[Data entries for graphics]
"""

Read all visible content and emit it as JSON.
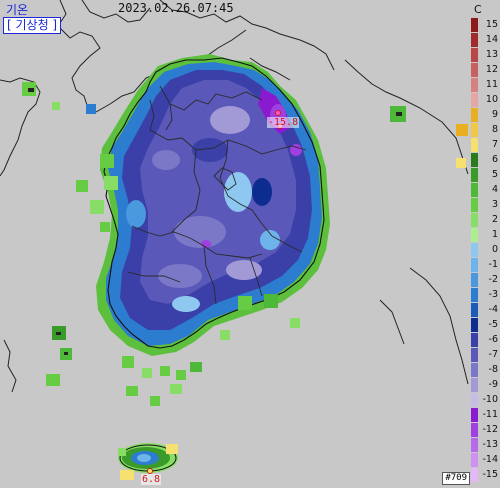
{
  "header": {
    "title": "기온",
    "timestamp": "2023.02.26.07:45",
    "agency": "[ 기상청 ]",
    "unit": "C"
  },
  "labels": {
    "min_value": "-15.8",
    "max_value": "6.8",
    "station": "#709"
  },
  "legend": {
    "items": [
      {
        "value": "15",
        "color": "#8c1c1c"
      },
      {
        "value": "14",
        "color": "#a32a2a"
      },
      {
        "value": "13",
        "color": "#b84848"
      },
      {
        "value": "12",
        "color": "#c86060"
      },
      {
        "value": "11",
        "color": "#d88080"
      },
      {
        "value": "10",
        "color": "#e6a6a6"
      },
      {
        "value": "9",
        "color": "#e8b020"
      },
      {
        "value": "8",
        "color": "#f0c848"
      },
      {
        "value": "7",
        "color": "#f6e070"
      },
      {
        "value": "6",
        "color": "#2a7a1e"
      },
      {
        "value": "5",
        "color": "#3a9a2a"
      },
      {
        "value": "4",
        "color": "#4eb838"
      },
      {
        "value": "3",
        "color": "#66cc44"
      },
      {
        "value": "2",
        "color": "#88dd66"
      },
      {
        "value": "1",
        "color": "#aaee90"
      },
      {
        "value": "0",
        "color": "#8ec8f0"
      },
      {
        "value": "-1",
        "color": "#6cb4ea"
      },
      {
        "value": "-2",
        "color": "#4a98de"
      },
      {
        "value": "-3",
        "color": "#2c7ccf"
      },
      {
        "value": "-4",
        "color": "#1a5cb8"
      },
      {
        "value": "-5",
        "color": "#0c2c90"
      },
      {
        "value": "-6",
        "color": "#3a40a8"
      },
      {
        "value": "-7",
        "color": "#5a58b8"
      },
      {
        "value": "-8",
        "color": "#7c78c8"
      },
      {
        "value": "-9",
        "color": "#a29ad6"
      },
      {
        "value": "-10",
        "color": "#c6bce6"
      },
      {
        "value": "-11",
        "color": "#8a1ad0"
      },
      {
        "value": "-12",
        "color": "#a040e0"
      },
      {
        "value": "-13",
        "color": "#b868ea"
      },
      {
        "value": "-14",
        "color": "#d090f2"
      },
      {
        "value": "-15",
        "color": "#e4b8f8"
      }
    ]
  }
}
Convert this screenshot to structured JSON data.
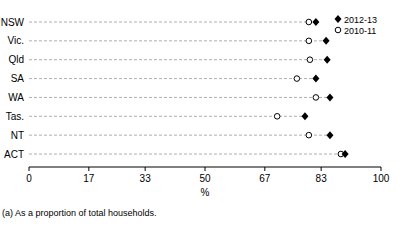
{
  "chart_data": {
    "type": "dot",
    "orientation": "horizontal",
    "categories": [
      "NSW",
      "Vic.",
      "Qld",
      "SA",
      "WA",
      "Tas.",
      "NT",
      "ACT"
    ],
    "series": [
      {
        "name": "2012-13",
        "color": "#000000",
        "marker": "diamond",
        "values": [
          81.5,
          84.4,
          84.7,
          81.5,
          85.5,
          78.4,
          85.5,
          89.8
        ]
      },
      {
        "name": "2010-11",
        "color": "#000000",
        "marker": "open-circle",
        "values": [
          79.5,
          79.5,
          79.8,
          76.1,
          81.5,
          70.5,
          79.5,
          88.6
        ]
      }
    ],
    "x_label": "%",
    "footnote": "(a) As a proportion of total households.",
    "xlim": [
      0,
      100
    ],
    "xticks": [
      0,
      17,
      33,
      50,
      67,
      83,
      100
    ],
    "legend": "top-right",
    "grid": false
  }
}
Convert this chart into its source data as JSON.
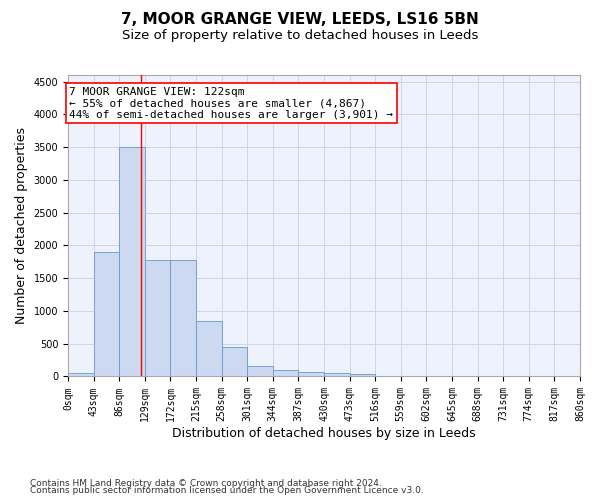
{
  "title": "7, MOOR GRANGE VIEW, LEEDS, LS16 5BN",
  "subtitle": "Size of property relative to detached houses in Leeds",
  "xlabel": "Distribution of detached houses by size in Leeds",
  "ylabel": "Number of detached properties",
  "bin_edges": [
    0,
    43,
    86,
    129,
    172,
    215,
    258,
    301,
    344,
    387,
    430,
    473,
    516,
    559,
    602,
    645,
    688,
    731,
    774,
    817,
    860
  ],
  "bar_heights": [
    50,
    1900,
    3500,
    1780,
    1780,
    850,
    450,
    160,
    100,
    65,
    55,
    35,
    0,
    0,
    0,
    0,
    0,
    0,
    0,
    0
  ],
  "bar_color": "#ccd9f0",
  "bar_edgecolor": "#6699cc",
  "vline_x": 122,
  "vline_color": "red",
  "annotation_line1": "7 MOOR GRANGE VIEW: 122sqm",
  "annotation_line2": "← 55% of detached houses are smaller (4,867)",
  "annotation_line3": "44% of semi-detached houses are larger (3,901) →",
  "ylim": [
    0,
    4600
  ],
  "yticks": [
    0,
    500,
    1000,
    1500,
    2000,
    2500,
    3000,
    3500,
    4000,
    4500
  ],
  "footer_line1": "Contains HM Land Registry data © Crown copyright and database right 2024.",
  "footer_line2": "Contains public sector information licensed under the Open Government Licence v3.0.",
  "bg_color": "#eef2fc",
  "grid_color": "#c8cfe8",
  "title_fontsize": 11,
  "subtitle_fontsize": 9.5,
  "axis_label_fontsize": 9,
  "tick_fontsize": 7,
  "footer_fontsize": 6.5,
  "annotation_fontsize": 8
}
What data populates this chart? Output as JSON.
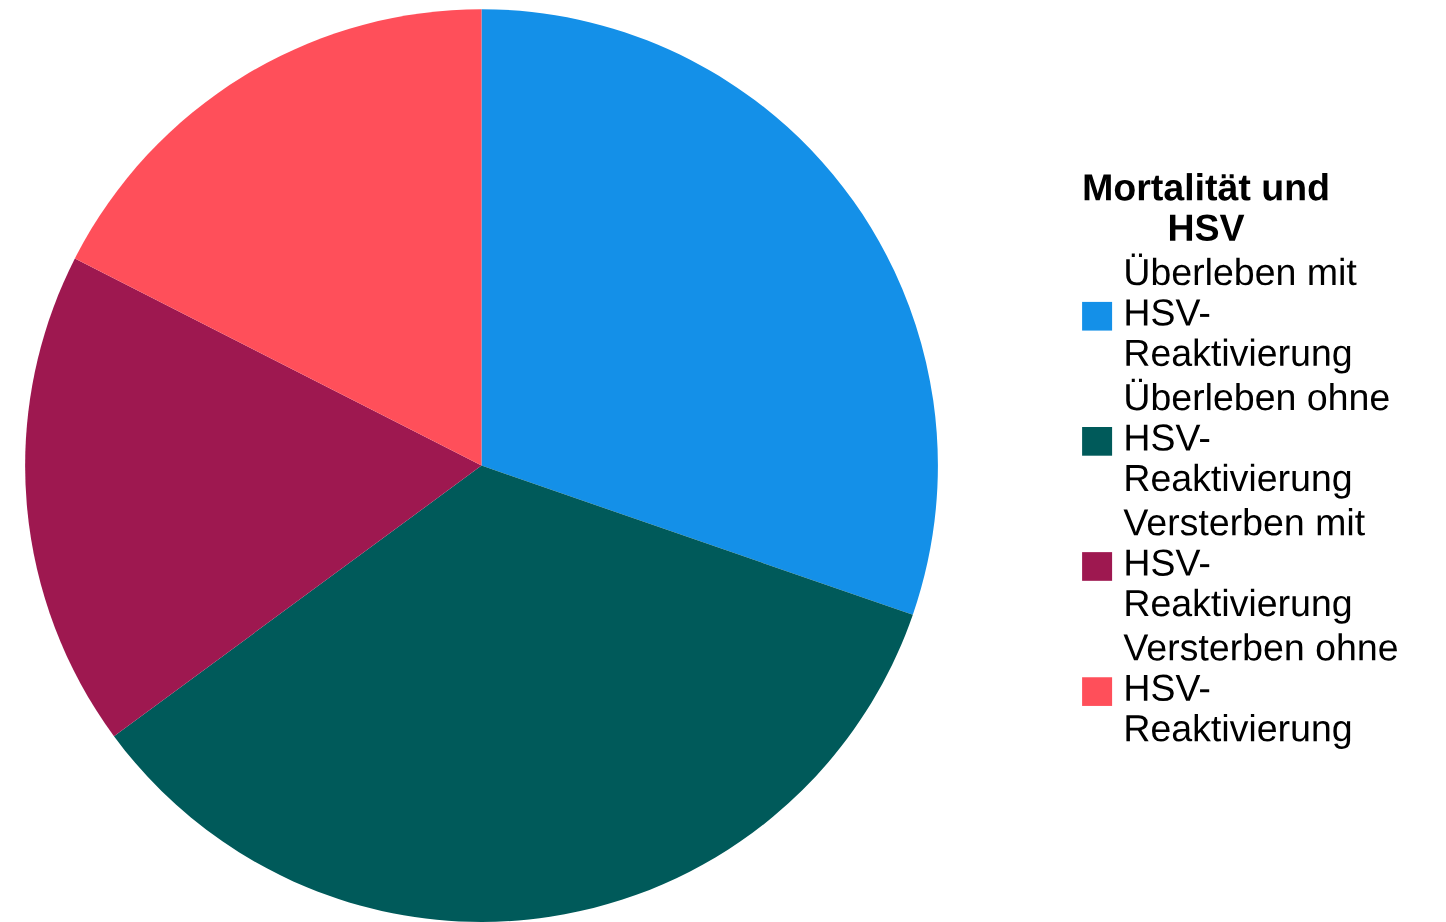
{
  "chart_data": {
    "type": "pie",
    "legend_title": "Mortalität und\nHSV",
    "categories": [
      "Überleben mit\nHSV-\nReaktivierung",
      "Überleben ohne\nHSV-\nReaktivierung",
      "Versterben mit\nHSV-\nReaktivierung",
      "Versterben ohne\nHSV-\nReaktivierung"
    ],
    "values": [
      30.3,
      34.6,
      17.6,
      17.5
    ],
    "colors": [
      "#1490e8",
      "#005a5a",
      "#9e1850",
      "#ff4f5a"
    ],
    "legend": "right"
  }
}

"""

### Written request
Which lines of the data above contain "Convert"? Copy each one.

### Result of this exercise
Convert this screenshot to structured JSON data.
Convert this chart into its source data as JSON.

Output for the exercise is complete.